↓

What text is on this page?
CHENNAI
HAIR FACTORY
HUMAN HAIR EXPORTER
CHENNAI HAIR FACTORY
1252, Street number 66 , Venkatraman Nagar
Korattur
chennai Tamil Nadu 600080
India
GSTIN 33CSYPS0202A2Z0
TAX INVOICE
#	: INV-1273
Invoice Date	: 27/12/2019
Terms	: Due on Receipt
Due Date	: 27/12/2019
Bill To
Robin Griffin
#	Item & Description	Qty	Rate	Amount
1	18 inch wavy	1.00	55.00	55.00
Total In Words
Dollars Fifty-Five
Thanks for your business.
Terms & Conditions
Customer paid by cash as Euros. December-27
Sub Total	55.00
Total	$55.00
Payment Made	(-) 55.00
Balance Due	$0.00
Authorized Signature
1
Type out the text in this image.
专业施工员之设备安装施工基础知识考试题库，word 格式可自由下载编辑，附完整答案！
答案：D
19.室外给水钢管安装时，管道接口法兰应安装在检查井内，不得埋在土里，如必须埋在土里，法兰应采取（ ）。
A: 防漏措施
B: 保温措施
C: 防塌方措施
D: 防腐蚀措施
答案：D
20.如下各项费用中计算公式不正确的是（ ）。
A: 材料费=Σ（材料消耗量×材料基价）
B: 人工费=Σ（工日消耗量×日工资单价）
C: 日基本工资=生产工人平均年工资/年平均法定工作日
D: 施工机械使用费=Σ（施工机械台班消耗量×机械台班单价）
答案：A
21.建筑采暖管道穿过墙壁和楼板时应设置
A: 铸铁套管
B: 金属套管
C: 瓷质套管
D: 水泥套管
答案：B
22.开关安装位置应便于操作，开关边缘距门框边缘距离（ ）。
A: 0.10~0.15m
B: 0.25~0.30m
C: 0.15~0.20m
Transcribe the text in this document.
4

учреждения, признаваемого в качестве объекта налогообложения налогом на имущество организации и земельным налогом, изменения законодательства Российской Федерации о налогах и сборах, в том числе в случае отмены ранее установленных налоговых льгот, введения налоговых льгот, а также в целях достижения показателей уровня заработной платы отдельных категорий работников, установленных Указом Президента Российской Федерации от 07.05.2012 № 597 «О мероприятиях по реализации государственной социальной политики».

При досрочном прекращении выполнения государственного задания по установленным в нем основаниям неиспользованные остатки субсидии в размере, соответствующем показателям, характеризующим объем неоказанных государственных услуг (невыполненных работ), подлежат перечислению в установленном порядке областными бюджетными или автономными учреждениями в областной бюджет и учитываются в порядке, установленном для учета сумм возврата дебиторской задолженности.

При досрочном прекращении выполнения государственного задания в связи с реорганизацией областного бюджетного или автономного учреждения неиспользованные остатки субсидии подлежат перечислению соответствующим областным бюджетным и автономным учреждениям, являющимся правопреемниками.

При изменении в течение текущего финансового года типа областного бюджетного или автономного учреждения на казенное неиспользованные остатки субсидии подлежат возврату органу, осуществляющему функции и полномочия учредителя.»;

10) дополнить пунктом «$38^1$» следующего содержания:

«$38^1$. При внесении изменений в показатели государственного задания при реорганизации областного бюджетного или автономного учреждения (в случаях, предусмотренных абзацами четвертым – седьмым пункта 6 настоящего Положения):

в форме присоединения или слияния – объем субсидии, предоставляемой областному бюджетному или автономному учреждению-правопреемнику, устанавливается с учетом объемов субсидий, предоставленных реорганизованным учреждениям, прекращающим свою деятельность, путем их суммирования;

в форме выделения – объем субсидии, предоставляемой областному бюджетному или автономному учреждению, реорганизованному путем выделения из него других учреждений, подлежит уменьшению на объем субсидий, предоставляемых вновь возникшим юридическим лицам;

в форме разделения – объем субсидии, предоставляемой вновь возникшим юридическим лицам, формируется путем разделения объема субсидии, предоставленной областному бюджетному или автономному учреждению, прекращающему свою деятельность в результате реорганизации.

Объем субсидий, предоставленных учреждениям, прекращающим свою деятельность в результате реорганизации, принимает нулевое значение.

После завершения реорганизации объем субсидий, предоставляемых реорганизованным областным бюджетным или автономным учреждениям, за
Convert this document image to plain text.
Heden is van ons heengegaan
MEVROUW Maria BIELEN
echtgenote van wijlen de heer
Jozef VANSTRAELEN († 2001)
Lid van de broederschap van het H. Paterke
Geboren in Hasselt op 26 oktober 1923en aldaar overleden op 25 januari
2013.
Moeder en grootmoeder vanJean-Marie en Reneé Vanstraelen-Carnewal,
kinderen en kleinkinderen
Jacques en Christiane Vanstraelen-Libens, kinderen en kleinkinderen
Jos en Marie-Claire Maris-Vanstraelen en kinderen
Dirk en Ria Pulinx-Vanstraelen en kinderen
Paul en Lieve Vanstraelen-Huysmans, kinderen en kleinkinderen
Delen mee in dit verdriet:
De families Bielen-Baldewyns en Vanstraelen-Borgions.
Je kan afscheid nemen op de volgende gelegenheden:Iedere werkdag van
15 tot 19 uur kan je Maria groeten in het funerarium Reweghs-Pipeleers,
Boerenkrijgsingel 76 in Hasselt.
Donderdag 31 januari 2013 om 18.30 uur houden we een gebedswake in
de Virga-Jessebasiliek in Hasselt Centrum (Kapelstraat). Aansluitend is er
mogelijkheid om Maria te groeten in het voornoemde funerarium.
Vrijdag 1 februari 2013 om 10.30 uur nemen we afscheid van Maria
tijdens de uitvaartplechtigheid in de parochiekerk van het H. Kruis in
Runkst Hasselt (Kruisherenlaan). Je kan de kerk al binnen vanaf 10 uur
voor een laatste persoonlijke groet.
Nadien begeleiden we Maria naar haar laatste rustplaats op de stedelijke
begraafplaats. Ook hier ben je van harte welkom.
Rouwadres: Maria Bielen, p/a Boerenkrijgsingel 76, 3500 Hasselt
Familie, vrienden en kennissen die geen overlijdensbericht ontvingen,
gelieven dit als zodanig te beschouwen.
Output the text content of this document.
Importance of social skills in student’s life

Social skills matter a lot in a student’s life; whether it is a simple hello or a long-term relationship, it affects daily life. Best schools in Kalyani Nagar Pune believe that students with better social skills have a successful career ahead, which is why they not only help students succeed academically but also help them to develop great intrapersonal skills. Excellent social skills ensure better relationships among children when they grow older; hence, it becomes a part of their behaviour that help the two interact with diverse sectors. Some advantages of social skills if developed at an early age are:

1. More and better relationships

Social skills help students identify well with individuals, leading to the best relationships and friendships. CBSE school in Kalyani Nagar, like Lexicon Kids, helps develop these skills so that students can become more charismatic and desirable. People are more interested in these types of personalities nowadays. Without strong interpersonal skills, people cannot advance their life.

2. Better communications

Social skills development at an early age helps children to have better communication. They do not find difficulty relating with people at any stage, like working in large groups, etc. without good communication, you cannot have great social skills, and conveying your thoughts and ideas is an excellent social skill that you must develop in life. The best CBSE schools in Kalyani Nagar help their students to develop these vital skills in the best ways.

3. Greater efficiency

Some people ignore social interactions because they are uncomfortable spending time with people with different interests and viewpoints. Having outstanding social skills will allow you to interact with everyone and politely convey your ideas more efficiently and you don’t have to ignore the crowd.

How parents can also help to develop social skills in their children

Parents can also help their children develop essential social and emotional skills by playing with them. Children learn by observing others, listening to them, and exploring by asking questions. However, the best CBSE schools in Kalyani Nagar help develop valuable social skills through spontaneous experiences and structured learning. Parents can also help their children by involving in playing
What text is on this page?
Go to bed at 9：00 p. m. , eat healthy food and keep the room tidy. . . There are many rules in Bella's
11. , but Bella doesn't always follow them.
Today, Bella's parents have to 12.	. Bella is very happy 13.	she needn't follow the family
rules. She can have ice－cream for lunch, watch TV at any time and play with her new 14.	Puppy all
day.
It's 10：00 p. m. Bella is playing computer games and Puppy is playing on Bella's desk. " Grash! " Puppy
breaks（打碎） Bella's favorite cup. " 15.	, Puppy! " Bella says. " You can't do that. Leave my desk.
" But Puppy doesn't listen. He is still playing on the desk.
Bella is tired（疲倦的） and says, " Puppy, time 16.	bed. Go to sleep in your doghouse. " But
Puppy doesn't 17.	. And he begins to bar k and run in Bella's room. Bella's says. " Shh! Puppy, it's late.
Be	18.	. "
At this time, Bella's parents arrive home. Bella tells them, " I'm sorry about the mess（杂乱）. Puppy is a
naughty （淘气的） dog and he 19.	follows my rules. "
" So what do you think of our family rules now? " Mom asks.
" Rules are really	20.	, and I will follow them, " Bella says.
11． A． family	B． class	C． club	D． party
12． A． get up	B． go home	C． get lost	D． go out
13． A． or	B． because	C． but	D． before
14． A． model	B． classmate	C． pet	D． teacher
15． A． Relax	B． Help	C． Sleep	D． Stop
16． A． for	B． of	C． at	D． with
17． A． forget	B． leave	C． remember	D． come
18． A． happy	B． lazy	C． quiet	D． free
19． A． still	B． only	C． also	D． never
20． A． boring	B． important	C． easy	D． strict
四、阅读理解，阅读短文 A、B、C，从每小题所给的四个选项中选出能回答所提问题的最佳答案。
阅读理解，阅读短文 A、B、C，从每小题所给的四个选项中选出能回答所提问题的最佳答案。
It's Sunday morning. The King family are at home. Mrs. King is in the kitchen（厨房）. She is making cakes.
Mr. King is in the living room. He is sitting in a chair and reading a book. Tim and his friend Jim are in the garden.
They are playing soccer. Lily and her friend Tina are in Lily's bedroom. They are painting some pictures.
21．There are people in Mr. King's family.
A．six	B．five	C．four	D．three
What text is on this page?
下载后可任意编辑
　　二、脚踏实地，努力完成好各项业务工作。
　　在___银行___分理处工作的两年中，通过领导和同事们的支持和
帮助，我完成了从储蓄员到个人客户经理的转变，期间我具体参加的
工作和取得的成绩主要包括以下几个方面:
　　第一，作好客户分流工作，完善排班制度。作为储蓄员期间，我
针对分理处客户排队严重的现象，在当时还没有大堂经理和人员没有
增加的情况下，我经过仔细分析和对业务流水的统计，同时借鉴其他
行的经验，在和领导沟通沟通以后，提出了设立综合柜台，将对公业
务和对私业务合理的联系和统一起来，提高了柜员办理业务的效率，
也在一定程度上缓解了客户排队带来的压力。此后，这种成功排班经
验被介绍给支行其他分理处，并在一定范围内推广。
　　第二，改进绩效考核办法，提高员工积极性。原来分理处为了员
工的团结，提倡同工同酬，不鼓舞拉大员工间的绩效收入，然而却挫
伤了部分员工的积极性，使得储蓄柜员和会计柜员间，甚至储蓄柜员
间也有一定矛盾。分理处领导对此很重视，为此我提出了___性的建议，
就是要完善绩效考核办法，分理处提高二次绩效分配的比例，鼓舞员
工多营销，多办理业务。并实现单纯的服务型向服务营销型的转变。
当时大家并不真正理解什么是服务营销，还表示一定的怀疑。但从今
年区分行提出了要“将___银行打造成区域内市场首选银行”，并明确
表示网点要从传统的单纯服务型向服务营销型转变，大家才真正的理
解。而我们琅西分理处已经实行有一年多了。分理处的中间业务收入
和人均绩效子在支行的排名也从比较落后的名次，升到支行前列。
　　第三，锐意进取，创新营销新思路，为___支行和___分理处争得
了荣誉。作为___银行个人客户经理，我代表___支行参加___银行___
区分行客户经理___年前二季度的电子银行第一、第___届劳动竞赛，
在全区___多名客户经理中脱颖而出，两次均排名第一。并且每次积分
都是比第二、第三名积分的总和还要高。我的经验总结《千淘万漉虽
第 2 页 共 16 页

↑

• [Problem to work on] Look through the entries above; copy each line where the string "document" appears.

• [Correct output]
Transcribe the text in this document.
Convert this document image to plain text.
Output the text content of this document.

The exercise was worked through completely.